Towards A New Model For Qualifications

by Sir Alasdair Macdonald

December 18, 2020





“Our qualification system should focus for all students on what they have achieved not on what they have failed to achieve” – Sir Alasdair Macdonald, NVEG Chair


As all young people now stay in education or training until the age of 18, we need a system of formal assessment and qualifications that has at its core:

  • a belief that every young person can achieve and therefore we should focus on what they have achieved not what they have failed to achieve,
  • a commitment to ensure that all young people leave school with the knowledge, skills and understanding that they will need in the 21st century,
  • a recognition of different but equal pathways through the education system.


The current system, dominated by GCSEs and A Levels has, since at least the Education Act of 1944, focuses on sorting and identifying appropriate pathways for our students and in the deeply held opinion of government, the media, and many employers, it provides an objectivity that cannot be achieved in any other way.

However over recent years concerns have been expressed about the failings and limitations of an approach overwhelmingly based on written exams taken at 16 and 18. The arguments are well rehearsed and include:

  • the diminishing need for high stakes terminal exams at 16, given that allf young people are expected to stay in education and training up to age 18,
  • the narrowness of the curriculum at 16-18,
  • the stress and pressure on our young people confronted with large numbers of written papers,
  • the high stakes accountability system with its frequently perverse incentives focused on externally imposed performance indicators that have turned assessment into an accountability tool rather than an integral part of teaching and learning,
  • the continuing low value placed on vocational education, and
  • perhaps most importantly the identification of a third of our students, largely from disadvantaged backgrounds, as having ‘failed’ at the age of 16, after at least 11 years of formal education- the ‘forgotten third’.

There is a long and complex history of attempts to address these issues, many alternatives have been raised and discussed and there are, of course, different models across the world.


Some examples of alternative approaches

1.In 2003 The Tomlinson Report recommended a 14-18 stage of education with a Diploma comprising:

  • Core Learning- getting the basics right including literacy, numeracy and the generic skills, knowledge and attributes necessary for participation in Higher Education and working life
  • Main Learning chosen by the learner to develop knowledge, skills and understanding in academic or vocational subjects, valued equally, that will provide for employment, work-based training or Higher Education
  • An Extended Project chosen by the learner to pursue her or his interests in depth.

2. The International Baccalaureate, for 16-19 year olds, also recognises the concept of core and main learning but offers this in 2 formats – a Diploma and a Career-related Programme.

The Core element of the Diploma Programme has three components

  • Theory of Knowledge in which students reflect on the nature of knowledge and on how we know what we claim to know.
  • The extended essay which is an independent, self-directed piece of research, finishing with a 4,000-word paper
  • and a project which students complete focused on creativity, activity and service.

The second element of the Diploma is made up of six curriculum areas groups.

  • Studies in Language
  • Language Acquisition
  • Individuals and Societies
  • Sciences
  • Mathematics, and
  • The Arts.

Students must study a subject from each area.

The Career-related Programme core is composed of courses on Personal and Professional Skills, Service Learning and Language Development and a Reflective Project. The second element is a mix of 2 courses from the Diploma and four components of career-related study.

• Exercise requirements
**a.** According to the qualifications article, why is there a diminishing need for high-stakes terminal exams at 16? Answer in one to three sentences.
**b.** In the qualifications article, what length is the paper that finishes the International Baccalaureate's extended essay?
**c.** Please carry on the qualifications article from its final sentence.

• Input data
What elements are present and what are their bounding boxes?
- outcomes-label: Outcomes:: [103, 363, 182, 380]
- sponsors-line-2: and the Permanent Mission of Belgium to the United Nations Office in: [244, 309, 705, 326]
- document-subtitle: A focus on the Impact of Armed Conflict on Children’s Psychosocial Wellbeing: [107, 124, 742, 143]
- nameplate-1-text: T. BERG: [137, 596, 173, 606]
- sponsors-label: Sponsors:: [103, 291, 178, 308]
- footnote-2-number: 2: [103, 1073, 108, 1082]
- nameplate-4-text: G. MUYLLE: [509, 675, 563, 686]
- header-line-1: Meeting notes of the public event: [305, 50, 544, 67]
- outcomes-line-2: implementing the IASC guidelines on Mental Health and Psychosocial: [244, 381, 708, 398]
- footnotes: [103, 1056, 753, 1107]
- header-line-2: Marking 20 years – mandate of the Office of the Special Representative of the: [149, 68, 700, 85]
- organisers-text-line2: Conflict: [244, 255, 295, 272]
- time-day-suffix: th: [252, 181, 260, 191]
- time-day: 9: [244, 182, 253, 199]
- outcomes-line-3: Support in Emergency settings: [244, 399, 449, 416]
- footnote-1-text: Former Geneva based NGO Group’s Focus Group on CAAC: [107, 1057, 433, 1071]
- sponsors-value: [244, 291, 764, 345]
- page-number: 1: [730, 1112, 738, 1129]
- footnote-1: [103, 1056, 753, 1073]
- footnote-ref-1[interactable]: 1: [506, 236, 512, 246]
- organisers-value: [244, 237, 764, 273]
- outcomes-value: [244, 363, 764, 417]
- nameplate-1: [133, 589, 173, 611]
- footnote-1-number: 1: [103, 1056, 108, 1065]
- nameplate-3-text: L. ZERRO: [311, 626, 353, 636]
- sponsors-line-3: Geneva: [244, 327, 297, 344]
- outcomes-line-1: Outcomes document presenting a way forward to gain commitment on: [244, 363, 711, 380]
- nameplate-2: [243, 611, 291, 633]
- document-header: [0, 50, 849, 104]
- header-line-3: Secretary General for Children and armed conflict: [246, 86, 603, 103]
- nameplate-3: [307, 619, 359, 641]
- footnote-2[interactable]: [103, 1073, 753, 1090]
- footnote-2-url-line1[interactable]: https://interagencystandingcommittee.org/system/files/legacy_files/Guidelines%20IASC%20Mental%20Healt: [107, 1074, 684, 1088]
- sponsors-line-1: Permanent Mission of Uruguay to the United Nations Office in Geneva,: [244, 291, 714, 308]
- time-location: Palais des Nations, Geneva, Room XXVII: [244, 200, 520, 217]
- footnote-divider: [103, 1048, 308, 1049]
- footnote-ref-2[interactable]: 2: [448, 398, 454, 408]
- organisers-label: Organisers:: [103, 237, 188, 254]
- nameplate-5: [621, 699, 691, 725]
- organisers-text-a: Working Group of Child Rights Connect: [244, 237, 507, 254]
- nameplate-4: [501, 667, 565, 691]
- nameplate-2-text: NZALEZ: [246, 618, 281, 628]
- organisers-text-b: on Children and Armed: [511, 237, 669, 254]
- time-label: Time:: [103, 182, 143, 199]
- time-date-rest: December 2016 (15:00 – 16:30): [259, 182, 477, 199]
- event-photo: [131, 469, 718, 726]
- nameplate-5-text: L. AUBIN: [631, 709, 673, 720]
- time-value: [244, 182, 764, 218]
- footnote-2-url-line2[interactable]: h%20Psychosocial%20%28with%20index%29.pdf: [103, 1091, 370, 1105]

• Answers in order
**a.** The need is diminishing because all young people are now expected to stay in education and training up to the age of 18.

**b.** It is a 4,000-word paper.

**c.**
3. In Canada, one of the OECD’s most highly regarded education systems, the final stage of compulsory education is from 14-18 and culminates in High School Graduation. Most provinces have a literacy and numeracy test normally taken when the students are age fifteen. This is externally marked. Apart from these, all other courses are internally assessed. In order to graduate students need to accumulate 18 Credits from a broad range of Compulsory courses covering Language, Science, Maths, History, Geography, the Arts and Physical Education. In addition, they must gain 12 more credits in optional subjects and they also must complete 40 hours of community service.


What stands out is that there are several features that these 3 examples have in common, and in fact are shared by many more education systems around the world:

  • They have, at their core, a belief that every young person can achieve and should have the opportunity to have their achievements recognised. In many systems such as Canada every student can graduate if they fulfil the course requirements. An individual can even complete their High School Graduation after they have left school.
  • Other aspects of a young person’s development such as community service, creativity and physical and mental well-being are valued highly.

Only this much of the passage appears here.